**Set exercise**
Take the material below and retype it in full; pictures are left out.

**Material for this exercise**
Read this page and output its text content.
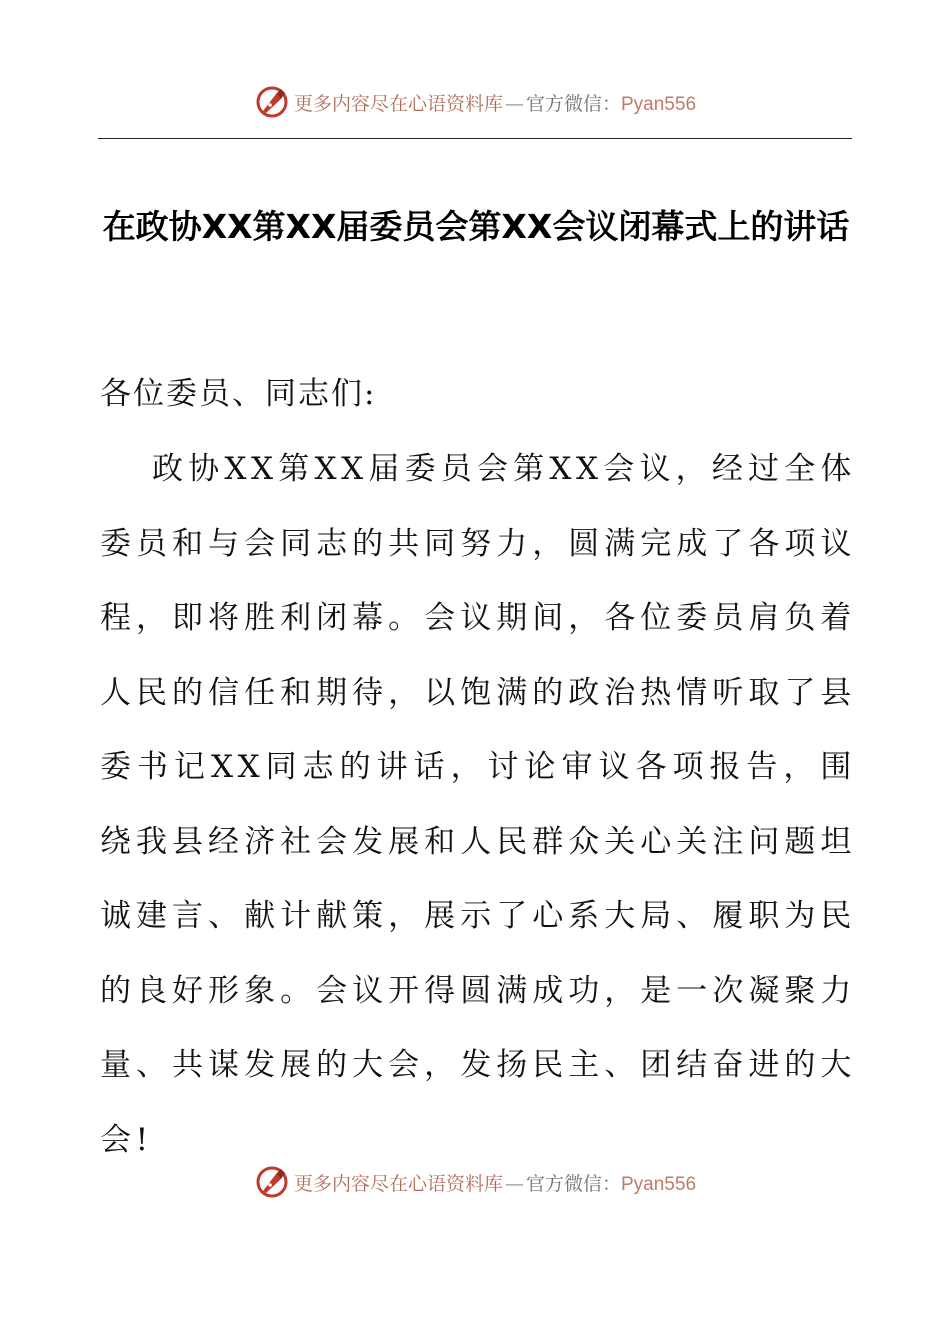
更多内容尽在心语资料库 — 官方微信： Pyan556
在政协XX第XX届委员会第XX会议闭幕式上的讲话

各位委员、同志们:

政协XX第XX届委员会第XX会议，经过全体委员和与会同志的共同努力，圆满完成了各项议程，即将胜利闭幕。会议期间，各位委员肩负着人民的信任和期待，以饱满的政治热情听取了县委书记XX同志的讲话，讨论审议各项报告，围绕我县经济社会发展和人民群众关心关注问题坦诚建言、献计献策，展示了心系大局、履职为民的良好形象。会议开得圆满成功，是一次凝聚力量、共谋发展的大会，发扬民主、团结奋进的大会!

更多内容尽在心语资料库 — 官方微信： Pyan556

**Full output**
Read this page and output its text content.
更多内容尽在心语资料库 — 官方微信： Pyan556
在政协XX第XX届委员会第XX会议闭幕式上的讲话

各位委员、同志们:

政协XX第XX届委员会第XX会议，经过全体委员和与会同志的共同努力，圆满完成了各项议程，即将胜利闭幕。会议期间，各位委员肩负着人民的信任和期待，以饱满的政治热情听取了县委书记XX同志的讲话，讨论审议各项报告，围绕我县经济社会发展和人民群众关心关注问题坦诚建言、献计献策，展示了心系大局、履职为民的良好形象。会议开得圆满成功，是一次凝聚力量、共谋发展的大会，发扬民主、团结奋进的大会!

更多内容尽在心语资料库 — 官方微信： Pyan556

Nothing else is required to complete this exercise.